WRITTEN TASK
Records follow. Copy every line with "image".

(Dataset records)

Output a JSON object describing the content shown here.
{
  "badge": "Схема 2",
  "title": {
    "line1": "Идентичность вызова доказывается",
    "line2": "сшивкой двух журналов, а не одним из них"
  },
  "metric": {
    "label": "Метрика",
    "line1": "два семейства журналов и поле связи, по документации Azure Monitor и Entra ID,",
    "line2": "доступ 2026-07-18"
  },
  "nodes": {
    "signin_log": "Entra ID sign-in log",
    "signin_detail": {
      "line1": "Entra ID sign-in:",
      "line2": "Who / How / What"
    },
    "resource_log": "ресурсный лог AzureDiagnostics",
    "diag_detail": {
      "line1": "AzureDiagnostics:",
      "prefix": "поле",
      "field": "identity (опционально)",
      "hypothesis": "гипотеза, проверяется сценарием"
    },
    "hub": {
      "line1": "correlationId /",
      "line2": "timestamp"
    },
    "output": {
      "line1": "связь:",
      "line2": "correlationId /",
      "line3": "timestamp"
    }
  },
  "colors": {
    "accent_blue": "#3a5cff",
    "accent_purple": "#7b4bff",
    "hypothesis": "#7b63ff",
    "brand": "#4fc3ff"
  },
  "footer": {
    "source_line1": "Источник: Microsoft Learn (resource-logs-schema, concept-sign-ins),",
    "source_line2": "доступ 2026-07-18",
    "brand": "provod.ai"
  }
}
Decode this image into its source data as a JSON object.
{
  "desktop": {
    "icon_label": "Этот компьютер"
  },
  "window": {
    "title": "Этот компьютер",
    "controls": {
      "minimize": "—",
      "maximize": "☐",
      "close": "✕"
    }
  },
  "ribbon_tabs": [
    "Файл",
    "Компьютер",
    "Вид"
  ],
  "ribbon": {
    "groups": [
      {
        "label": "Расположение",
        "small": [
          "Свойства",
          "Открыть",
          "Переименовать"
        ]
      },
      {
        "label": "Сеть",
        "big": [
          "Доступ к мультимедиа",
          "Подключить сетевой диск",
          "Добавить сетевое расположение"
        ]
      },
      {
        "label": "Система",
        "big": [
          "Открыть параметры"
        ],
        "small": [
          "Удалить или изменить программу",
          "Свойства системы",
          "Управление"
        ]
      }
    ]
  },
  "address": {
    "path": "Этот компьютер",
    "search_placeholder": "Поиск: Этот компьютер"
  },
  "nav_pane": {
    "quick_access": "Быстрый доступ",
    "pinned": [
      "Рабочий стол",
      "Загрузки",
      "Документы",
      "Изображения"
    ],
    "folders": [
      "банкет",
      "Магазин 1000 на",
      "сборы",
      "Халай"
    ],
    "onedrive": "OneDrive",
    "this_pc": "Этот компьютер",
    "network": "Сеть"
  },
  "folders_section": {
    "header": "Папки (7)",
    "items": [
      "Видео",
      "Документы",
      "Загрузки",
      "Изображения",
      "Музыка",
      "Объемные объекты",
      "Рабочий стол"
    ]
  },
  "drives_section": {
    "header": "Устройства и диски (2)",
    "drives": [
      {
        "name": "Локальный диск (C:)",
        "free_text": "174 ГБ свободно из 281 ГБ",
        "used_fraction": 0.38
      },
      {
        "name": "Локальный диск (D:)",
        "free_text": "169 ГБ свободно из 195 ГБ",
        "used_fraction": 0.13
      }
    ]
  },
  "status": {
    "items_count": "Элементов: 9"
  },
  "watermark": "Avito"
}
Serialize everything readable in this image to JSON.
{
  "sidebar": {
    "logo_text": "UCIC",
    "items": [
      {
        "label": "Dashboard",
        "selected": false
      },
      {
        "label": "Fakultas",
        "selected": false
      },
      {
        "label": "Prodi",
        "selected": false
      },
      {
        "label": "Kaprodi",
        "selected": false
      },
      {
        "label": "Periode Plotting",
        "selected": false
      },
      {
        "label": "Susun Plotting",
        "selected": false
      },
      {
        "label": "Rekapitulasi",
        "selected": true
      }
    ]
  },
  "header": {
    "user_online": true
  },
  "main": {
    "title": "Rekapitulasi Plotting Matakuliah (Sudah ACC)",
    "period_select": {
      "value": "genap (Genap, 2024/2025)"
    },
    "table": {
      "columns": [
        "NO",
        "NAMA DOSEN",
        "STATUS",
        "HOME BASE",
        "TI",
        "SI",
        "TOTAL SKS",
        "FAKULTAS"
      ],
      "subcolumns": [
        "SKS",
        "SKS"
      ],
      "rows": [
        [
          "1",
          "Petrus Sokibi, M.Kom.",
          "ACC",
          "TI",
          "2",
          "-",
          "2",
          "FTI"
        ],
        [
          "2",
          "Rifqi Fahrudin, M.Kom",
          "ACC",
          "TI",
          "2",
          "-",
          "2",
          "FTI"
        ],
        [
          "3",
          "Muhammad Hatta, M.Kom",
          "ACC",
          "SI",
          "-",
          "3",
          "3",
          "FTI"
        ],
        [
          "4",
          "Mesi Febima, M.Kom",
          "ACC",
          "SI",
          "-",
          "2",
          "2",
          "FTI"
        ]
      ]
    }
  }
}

TASK OUTPUT
Decode this image into its source data as a JSON object.
Serialize everything readable in this image to JSON.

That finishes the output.